= Problem to work on =
Take the data that follows and retype it word for word.

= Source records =
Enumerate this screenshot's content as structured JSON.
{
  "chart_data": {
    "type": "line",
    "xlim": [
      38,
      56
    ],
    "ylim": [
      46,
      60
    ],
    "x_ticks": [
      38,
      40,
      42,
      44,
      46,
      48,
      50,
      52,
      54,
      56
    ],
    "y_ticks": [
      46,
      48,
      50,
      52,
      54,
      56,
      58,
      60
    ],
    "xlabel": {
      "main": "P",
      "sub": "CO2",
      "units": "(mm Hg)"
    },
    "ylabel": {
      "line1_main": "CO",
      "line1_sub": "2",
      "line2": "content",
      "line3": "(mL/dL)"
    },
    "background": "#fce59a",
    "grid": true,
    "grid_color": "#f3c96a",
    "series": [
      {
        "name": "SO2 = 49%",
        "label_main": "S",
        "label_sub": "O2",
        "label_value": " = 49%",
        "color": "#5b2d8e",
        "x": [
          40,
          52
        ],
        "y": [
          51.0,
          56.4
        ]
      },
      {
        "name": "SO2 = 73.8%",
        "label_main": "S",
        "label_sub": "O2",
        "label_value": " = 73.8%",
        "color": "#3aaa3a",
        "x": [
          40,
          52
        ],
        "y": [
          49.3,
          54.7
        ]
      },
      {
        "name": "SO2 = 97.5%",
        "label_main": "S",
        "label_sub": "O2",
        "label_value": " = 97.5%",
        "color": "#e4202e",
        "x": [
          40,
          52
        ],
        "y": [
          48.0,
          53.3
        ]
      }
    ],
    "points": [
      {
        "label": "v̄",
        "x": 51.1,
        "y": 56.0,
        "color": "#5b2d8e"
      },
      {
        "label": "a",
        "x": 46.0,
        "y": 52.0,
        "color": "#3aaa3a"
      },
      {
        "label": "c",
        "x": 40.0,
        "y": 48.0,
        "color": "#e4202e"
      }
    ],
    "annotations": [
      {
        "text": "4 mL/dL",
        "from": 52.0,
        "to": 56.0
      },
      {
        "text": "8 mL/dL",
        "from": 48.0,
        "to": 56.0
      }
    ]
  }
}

= Result for this exercise =
Enumerate this screenshot's content as structured JSON.
{
  "chart_data": {
    "type": "line",
    "xlim": [
      38,
      56
    ],
    "ylim": [
      46,
      60
    ],
    "x_ticks": [
      38,
      40,
      42,
      44,
      46,
      48,
      50,
      52,
      54,
      56
    ],
    "y_ticks": [
      46,
      48,
      50,
      52,
      54,
      56,
      58,
      60
    ],
    "xlabel": {
      "main": "P",
      "sub": "CO2",
      "units": "(mm Hg)"
    },
    "ylabel": {
      "line1_main": "CO",
      "line1_sub": "2",
      "line2": "content",
      "line3": "(mL/dL)"
    },
    "background": "#fce59a",
    "grid": true,
    "grid_color": "#f3c96a",
    "series": [
      {
        "name": "SO2 = 49%",
        "label_main": "S",
        "label_sub": "O2",
        "label_value": " = 49%",
        "color": "#5b2d8e",
        "x": [
          40,
          52
        ],
        "y": [
          51.0,
          56.4
        ]
      },
      {
        "name": "SO2 = 73.8%",
        "label_main": "S",
        "label_sub": "O2",
        "label_value": " = 73.8%",
        "color": "#3aaa3a",
        "x": [
          40,
          52
        ],
        "y": [
          49.3,
          54.7
        ]
      },
      {
        "name": "SO2 = 97.5%",
        "label_main": "S",
        "label_sub": "O2",
        "label_value": " = 97.5%",
        "color": "#e4202e",
        "x": [
          40,
          52
        ],
        "y": [
          48.0,
          53.3
        ]
      }
    ],
    "points": [
      {
        "label": "v̄",
        "x": 51.1,
        "y": 56.0,
        "color": "#5b2d8e"
      },
      {
        "label": "a",
        "x": 46.0,
        "y": 52.0,
        "color": "#3aaa3a"
      },
      {
        "label": "c",
        "x": 40.0,
        "y": 48.0,
        "color": "#e4202e"
      }
    ],
    "annotations": [
      {
        "text": "4 mL/dL",
        "from": 52.0,
        "to": 56.0
      },
      {
        "text": "8 mL/dL",
        "from": 48.0,
        "to": 56.0
      }
    ]
  }
}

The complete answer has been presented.